Filter the entries and keep only the lines where the string "brand" appears.

# Start of Dataset excerpts

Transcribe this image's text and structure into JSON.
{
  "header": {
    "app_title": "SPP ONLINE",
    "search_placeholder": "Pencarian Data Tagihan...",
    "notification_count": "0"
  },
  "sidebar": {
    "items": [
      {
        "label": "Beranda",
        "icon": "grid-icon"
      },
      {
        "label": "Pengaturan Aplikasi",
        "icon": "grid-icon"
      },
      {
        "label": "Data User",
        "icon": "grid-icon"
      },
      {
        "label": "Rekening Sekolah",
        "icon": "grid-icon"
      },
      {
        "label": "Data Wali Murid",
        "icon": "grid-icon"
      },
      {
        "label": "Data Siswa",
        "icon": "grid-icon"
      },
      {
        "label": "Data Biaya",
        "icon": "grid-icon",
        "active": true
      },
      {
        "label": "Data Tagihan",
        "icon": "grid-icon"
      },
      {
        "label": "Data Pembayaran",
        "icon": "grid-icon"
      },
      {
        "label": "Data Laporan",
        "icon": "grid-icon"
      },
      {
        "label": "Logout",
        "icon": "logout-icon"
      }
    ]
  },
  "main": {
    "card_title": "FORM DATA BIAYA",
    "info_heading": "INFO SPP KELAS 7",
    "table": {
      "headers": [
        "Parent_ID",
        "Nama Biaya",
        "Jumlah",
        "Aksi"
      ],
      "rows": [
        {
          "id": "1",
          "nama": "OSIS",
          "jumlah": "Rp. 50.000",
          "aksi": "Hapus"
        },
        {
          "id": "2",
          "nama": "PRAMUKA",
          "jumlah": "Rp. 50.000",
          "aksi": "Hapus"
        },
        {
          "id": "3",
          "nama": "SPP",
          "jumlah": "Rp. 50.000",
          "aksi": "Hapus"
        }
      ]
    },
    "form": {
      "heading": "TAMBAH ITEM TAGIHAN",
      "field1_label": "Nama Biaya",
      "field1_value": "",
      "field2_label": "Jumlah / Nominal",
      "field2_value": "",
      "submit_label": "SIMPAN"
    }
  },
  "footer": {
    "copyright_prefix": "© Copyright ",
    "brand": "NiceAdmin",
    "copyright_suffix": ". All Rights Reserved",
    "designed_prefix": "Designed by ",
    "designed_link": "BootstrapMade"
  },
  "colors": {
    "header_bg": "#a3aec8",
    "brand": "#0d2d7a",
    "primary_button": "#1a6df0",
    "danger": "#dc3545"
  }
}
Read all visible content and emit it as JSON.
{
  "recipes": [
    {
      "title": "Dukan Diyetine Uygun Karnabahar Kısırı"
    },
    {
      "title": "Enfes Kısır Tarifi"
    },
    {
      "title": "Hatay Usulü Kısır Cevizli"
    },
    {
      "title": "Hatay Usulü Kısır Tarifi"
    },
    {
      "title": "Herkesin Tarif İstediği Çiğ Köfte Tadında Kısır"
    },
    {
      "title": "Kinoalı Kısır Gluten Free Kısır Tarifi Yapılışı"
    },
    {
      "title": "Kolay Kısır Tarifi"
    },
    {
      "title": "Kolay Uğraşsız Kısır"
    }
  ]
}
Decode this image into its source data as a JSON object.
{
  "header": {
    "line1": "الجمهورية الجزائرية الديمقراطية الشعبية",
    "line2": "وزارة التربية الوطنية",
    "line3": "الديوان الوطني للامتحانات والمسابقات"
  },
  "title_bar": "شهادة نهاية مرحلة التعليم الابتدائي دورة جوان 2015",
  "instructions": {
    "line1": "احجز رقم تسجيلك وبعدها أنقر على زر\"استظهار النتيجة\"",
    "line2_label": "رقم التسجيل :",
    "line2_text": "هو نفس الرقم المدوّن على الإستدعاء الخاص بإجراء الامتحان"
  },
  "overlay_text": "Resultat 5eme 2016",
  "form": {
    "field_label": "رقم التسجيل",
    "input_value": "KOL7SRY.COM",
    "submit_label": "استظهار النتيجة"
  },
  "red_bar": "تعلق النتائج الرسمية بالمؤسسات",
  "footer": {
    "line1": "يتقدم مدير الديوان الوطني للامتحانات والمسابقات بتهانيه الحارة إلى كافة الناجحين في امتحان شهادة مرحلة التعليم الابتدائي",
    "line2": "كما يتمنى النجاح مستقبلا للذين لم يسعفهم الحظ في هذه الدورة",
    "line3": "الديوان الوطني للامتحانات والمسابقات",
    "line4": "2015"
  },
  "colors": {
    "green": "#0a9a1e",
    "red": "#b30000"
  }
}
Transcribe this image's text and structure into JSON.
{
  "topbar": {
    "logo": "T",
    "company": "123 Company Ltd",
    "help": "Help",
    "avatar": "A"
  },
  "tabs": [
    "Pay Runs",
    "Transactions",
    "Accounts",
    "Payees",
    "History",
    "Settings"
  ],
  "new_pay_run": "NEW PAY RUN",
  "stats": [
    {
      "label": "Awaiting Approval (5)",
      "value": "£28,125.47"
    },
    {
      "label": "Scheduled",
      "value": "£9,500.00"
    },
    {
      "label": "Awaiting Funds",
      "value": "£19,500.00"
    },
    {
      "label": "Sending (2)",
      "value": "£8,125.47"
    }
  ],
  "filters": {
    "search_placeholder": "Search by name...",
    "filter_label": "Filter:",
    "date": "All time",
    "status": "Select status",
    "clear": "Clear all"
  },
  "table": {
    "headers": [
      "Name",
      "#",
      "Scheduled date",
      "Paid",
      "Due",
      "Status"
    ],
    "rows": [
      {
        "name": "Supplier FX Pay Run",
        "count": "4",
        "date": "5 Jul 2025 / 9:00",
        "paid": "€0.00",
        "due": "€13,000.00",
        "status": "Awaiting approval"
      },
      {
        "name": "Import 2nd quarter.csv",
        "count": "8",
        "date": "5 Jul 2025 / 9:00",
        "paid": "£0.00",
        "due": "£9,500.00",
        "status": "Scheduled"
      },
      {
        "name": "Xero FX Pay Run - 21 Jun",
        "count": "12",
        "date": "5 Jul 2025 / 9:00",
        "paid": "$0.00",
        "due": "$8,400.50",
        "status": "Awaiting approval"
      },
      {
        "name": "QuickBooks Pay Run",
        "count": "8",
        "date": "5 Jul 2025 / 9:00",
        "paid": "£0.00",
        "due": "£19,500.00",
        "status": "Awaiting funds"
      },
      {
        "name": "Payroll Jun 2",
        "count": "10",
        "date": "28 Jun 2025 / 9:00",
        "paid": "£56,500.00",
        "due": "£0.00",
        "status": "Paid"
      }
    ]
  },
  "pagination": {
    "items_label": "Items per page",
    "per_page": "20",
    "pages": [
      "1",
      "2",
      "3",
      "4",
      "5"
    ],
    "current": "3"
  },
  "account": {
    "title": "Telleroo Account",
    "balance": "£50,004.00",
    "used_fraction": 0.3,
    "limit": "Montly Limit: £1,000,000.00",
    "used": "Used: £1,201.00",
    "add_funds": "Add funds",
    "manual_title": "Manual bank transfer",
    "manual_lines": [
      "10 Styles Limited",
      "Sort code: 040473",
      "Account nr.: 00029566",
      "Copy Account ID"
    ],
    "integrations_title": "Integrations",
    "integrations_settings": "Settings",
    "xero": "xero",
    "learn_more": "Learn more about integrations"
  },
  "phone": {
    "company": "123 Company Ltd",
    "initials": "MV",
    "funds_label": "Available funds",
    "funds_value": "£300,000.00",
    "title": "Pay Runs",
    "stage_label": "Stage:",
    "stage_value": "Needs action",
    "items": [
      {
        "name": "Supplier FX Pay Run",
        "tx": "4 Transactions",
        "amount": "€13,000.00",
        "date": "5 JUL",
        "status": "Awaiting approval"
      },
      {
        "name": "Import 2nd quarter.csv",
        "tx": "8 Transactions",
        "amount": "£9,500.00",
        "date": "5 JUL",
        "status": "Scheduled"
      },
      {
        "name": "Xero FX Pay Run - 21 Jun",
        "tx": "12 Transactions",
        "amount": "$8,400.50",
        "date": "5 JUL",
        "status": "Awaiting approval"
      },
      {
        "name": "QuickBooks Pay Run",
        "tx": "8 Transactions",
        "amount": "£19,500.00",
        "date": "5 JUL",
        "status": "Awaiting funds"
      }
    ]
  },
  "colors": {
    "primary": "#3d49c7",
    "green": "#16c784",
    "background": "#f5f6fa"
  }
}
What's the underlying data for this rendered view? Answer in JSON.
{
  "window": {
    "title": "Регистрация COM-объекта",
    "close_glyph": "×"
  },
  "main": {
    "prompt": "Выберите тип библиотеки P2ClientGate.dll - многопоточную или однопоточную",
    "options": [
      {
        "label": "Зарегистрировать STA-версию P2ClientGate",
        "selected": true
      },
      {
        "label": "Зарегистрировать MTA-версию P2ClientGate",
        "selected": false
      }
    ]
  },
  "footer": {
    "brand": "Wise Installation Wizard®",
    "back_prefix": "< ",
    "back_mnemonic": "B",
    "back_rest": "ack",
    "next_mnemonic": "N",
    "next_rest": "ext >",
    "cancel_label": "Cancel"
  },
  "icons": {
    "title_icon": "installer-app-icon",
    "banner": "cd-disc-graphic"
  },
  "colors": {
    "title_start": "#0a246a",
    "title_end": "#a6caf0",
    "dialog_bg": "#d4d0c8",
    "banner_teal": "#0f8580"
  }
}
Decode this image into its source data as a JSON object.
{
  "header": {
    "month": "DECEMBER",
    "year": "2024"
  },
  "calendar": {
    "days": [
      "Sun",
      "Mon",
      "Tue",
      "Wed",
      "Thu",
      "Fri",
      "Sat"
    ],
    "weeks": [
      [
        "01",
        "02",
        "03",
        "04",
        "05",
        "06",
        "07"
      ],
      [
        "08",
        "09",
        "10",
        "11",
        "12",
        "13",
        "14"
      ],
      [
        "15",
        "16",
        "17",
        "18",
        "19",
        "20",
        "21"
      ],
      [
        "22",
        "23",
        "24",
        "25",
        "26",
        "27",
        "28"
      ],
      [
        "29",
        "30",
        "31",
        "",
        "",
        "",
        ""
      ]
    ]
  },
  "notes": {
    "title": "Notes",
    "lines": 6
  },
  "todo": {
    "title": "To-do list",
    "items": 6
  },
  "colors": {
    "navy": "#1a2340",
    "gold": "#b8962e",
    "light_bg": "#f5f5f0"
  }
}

# End of Dataset excerpts

## Answer to the problem:
    "brand": "NiceAdmin",
    "brand": "#0d2d7a",
    "brand": "Wise Installation Wizard®",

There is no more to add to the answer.